PROBLEM DESCRIPTION: Format everything from the line containing "Where is each" down to the line containing "svg-text:-33: -33 xyxy=(447,220,463,232)" as a JSON list of strings. Use one string per line and omit blank lines.

TASK MATERIAL:
* BEGIN *
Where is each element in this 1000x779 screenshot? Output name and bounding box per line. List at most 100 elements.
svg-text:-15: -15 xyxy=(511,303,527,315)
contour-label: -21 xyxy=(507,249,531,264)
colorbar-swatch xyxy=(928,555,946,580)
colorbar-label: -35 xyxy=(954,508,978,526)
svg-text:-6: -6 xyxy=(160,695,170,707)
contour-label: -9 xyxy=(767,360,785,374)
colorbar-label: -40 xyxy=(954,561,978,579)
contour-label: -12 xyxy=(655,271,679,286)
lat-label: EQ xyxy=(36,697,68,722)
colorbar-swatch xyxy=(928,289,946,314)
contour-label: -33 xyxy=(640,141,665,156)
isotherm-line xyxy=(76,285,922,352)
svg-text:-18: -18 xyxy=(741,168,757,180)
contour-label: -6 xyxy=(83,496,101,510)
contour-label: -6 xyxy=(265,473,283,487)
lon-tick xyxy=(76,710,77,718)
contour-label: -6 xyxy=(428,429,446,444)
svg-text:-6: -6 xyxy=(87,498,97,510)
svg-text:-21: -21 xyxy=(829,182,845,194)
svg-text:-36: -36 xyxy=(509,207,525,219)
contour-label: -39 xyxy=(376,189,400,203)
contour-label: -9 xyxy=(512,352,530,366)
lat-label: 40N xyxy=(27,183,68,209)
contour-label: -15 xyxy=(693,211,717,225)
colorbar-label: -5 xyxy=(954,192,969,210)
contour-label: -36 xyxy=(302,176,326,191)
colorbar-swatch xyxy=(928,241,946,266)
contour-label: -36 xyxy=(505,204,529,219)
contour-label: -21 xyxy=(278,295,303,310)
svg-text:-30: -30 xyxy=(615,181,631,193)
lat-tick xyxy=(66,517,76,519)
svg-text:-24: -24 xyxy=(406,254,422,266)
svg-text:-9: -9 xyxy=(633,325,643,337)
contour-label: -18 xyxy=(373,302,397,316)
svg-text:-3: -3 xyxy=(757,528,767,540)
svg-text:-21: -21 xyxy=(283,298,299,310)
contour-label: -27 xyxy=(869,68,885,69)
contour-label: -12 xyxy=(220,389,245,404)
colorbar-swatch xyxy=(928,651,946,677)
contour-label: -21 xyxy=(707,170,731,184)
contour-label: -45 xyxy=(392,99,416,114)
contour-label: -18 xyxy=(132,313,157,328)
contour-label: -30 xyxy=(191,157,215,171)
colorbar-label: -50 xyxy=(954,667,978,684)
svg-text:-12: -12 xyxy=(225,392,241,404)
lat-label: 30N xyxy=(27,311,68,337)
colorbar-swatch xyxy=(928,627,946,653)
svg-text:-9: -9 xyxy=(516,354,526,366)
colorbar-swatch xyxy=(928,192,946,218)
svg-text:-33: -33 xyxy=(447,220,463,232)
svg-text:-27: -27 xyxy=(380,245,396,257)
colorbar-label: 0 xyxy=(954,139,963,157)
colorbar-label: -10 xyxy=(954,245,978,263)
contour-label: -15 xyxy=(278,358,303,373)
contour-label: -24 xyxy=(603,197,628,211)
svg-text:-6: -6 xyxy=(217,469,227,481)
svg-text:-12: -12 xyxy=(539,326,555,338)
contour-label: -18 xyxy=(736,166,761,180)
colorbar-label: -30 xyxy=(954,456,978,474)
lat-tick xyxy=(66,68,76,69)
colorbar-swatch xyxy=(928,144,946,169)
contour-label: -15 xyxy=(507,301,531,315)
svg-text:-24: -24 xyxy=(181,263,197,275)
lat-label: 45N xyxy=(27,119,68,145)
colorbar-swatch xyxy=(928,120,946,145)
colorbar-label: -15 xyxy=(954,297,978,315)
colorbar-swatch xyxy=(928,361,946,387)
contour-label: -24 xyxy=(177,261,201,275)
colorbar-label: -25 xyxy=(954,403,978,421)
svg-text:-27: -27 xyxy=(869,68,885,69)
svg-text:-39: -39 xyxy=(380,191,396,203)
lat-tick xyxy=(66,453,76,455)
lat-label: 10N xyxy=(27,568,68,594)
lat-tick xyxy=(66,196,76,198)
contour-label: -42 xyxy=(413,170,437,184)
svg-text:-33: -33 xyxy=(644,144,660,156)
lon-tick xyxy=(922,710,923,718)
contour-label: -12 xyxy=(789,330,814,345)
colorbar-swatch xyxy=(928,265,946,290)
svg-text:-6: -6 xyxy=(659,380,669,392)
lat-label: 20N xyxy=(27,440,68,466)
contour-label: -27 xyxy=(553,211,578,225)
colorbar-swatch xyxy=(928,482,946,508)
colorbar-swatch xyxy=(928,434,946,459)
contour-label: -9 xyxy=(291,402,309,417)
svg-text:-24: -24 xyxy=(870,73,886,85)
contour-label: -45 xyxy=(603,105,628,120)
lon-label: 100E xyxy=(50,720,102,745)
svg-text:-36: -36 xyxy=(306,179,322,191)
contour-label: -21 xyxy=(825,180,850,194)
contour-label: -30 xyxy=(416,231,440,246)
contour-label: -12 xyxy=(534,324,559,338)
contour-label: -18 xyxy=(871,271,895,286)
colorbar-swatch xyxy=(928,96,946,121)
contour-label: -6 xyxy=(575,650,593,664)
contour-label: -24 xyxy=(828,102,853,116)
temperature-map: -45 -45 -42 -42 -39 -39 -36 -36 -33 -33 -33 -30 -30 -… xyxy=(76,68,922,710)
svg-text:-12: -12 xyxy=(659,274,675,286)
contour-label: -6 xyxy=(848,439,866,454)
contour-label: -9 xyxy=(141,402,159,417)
* END *
* BEGIN *
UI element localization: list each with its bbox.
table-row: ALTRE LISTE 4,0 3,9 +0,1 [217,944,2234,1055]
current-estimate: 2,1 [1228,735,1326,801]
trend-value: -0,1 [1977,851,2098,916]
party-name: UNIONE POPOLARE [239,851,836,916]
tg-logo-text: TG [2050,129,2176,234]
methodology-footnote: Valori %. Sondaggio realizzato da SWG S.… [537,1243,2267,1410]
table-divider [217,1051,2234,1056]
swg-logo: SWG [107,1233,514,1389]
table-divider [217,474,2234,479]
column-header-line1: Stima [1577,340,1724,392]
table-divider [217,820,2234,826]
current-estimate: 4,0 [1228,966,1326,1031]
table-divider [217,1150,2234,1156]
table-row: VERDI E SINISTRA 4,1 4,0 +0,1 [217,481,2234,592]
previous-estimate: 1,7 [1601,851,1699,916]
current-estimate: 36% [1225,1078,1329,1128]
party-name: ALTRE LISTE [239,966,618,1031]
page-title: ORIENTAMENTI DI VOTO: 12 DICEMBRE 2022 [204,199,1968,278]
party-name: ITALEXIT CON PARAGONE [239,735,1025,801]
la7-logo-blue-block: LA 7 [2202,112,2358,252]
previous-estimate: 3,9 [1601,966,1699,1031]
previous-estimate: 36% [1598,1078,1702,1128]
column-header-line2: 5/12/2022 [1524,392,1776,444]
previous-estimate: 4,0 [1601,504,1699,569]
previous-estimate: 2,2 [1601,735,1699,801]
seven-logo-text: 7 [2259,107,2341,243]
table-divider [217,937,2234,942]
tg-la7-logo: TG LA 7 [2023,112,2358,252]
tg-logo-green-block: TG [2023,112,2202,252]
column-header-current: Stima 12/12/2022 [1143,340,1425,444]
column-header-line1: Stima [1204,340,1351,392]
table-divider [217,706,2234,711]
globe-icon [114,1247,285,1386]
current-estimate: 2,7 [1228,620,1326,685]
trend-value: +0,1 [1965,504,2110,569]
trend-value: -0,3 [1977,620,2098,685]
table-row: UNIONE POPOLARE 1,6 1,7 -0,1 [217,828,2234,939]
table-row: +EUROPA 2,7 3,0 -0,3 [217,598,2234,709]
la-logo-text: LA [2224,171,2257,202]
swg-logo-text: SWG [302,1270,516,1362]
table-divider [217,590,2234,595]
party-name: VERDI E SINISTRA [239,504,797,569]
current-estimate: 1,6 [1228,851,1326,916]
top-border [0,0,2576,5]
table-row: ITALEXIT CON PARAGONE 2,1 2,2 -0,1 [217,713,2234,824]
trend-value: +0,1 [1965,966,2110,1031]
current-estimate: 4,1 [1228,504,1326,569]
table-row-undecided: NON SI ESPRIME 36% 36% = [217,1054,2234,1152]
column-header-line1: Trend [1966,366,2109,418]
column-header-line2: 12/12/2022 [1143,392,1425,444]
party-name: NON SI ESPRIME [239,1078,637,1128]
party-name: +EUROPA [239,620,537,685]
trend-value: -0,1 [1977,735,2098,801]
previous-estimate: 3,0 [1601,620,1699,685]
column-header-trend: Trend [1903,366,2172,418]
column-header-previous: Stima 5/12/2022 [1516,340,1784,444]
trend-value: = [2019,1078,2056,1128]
* END *
* BEGIN *
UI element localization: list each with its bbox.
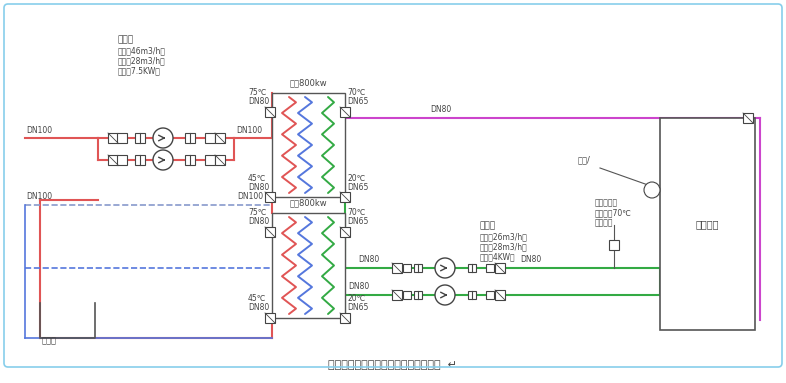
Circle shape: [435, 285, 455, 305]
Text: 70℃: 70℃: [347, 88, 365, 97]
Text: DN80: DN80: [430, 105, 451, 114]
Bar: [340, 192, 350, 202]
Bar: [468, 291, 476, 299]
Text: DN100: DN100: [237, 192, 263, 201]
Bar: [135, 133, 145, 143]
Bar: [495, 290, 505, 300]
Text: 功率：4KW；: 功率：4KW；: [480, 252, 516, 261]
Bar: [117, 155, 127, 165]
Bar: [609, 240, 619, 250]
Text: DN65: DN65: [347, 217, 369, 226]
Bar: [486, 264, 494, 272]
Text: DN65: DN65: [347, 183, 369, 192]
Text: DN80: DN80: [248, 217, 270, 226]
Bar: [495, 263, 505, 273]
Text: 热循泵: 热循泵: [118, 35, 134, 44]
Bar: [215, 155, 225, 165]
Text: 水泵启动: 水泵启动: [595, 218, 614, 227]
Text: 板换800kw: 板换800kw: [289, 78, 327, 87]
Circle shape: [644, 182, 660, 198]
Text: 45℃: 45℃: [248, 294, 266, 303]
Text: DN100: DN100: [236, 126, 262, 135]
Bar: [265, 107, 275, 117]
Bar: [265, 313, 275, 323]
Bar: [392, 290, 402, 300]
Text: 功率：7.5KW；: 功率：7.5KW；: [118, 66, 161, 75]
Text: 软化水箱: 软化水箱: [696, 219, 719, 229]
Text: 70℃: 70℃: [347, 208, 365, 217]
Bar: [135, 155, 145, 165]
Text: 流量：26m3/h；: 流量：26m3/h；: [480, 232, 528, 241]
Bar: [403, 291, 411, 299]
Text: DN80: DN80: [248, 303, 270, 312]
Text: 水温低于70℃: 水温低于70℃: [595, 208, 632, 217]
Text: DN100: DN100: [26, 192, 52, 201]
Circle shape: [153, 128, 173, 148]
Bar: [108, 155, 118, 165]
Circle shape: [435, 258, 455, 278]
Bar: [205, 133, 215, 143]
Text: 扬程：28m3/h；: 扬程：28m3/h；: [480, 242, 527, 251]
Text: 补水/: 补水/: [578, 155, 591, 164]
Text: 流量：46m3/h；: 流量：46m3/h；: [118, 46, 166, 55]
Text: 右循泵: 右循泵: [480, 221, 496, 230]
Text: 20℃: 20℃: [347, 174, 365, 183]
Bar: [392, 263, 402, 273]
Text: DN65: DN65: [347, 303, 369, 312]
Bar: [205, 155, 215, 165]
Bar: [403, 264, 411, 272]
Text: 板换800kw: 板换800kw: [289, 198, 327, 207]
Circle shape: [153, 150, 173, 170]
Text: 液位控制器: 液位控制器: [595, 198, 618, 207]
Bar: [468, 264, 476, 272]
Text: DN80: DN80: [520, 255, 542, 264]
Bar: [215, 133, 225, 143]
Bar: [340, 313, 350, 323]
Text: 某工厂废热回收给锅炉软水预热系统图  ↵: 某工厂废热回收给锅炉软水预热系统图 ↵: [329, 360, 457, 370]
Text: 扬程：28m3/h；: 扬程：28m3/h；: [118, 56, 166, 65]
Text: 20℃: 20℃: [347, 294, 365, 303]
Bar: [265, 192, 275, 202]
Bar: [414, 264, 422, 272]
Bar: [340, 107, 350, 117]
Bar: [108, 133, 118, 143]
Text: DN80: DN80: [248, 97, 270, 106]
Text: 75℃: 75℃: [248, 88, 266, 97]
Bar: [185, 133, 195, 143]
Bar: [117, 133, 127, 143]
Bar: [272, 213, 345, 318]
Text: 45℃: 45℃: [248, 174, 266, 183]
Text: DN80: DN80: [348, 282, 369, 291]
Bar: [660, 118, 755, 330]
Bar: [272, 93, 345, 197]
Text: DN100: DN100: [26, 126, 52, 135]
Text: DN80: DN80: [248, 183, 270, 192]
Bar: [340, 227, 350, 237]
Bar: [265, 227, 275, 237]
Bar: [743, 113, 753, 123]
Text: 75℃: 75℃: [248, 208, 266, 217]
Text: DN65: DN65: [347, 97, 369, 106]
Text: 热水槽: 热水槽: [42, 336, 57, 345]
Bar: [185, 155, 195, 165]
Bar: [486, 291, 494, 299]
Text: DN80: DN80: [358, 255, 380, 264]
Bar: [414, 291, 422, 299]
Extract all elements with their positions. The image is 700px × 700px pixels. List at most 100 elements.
* END *
THE SOLUTION:
[
  "Where is each element in this 1000x779 screenshot? Output name and bounding box per line. List at most 100 elements.",
  "svg-text:-15: -15 xyxy=(511,303,527,315)",
  "contour-label: -21 xyxy=(507,249,531,264)",
  "colorbar-swatch xyxy=(928,555,946,580)",
  "colorbar-label: -35 xyxy=(954,508,978,526)",
  "svg-text:-6: -6 xyxy=(160,695,170,707)",
  "contour-label: -9 xyxy=(767,360,785,374)",
  "colorbar-label: -40 xyxy=(954,561,978,579)",
  "contour-label: -12 xyxy=(655,271,679,286)",
  "lat-label: EQ xyxy=(36,697,68,722)",
  "colorbar-swatch xyxy=(928,289,946,314)",
  "contour-label: -33 xyxy=(640,141,665,156)",
  "isotherm-line xyxy=(76,285,922,352)",
  "svg-text:-18: -18 xyxy=(741,168,757,180)",
  "contour-label: -6 xyxy=(83,496,101,510)",
  "contour-label: -6 xyxy=(265,473,283,487)",
  "lon-tick xyxy=(76,710,77,718)",
  "contour-label: -6 xyxy=(428,429,446,444)",
  "svg-text:-6: -6 xyxy=(87,498,97,510)",
  "svg-text:-21: -21 xyxy=(829,182,845,194)",
  "svg-text:-36: -36 xyxy=(509,207,525,219)",
  "contour-label: -39 xyxy=(376,189,400,203)",
  "contour-label: -9 xyxy=(512,352,530,366)",
  "lat-label: 40N xyxy=(27,183,68,209)",
  "contour-label: -15 xyxy=(693,211,717,225)",
  "colorbar-label: -5 xyxy=(954,192,969,210)",
  "contour-label: -36 xyxy=(302,176,326,191)",
  "colorbar-swatch xyxy=(928,241,946,266)",
  "contour-label: -36 xyxy=(505,204,529,219)",
  "contour-label: -21 xyxy=(278,295,303,310)",
  "svg-text:-30: -30 xyxy=(615,181,631,193)",
  "lat-tick xyxy=(66,517,76,519)",
  "svg-text:-24: -24 xyxy=(406,254,422,266)",
  "svg-text:-9: -9 xyxy=(633,325,643,337)",
  "contour-label: -18 xyxy=(373,302,397,316)",
  "svg-text:-3: -3 xyxy=(757,528,767,540)",
  "svg-text:-21: -21 xyxy=(283,298,299,310)",
  "contour-label: -27 xyxy=(869,68,885,69)",
  "contour-label: -12 xyxy=(220,389,245,404)",
  "colorbar-swatch xyxy=(928,651,946,677)",
  "contour-label: -21 xyxy=(707,170,731,184)",
  "contour-label: -45 xyxy=(392,99,416,114)",
  "contour-label: -18 xyxy=(132,313,157,328)",
  "contour-label: -30 xyxy=(191,157,215,171)",
  "colorbar-label: -50 xyxy=(954,667,978,684)",
  "svg-text:-12: -12 xyxy=(225,392,241,404)",
  "lat-label: 30N xyxy=(27,311,68,337)",
  "colorbar-swatch xyxy=(928,627,946,653)",
  "svg-text:-9: -9 xyxy=(516,354,526,366)",
  "colorbar-swatch xyxy=(928,192,946,218)",
  "svg-text:-33: -33 xyxy=(447,220,463,232)"
]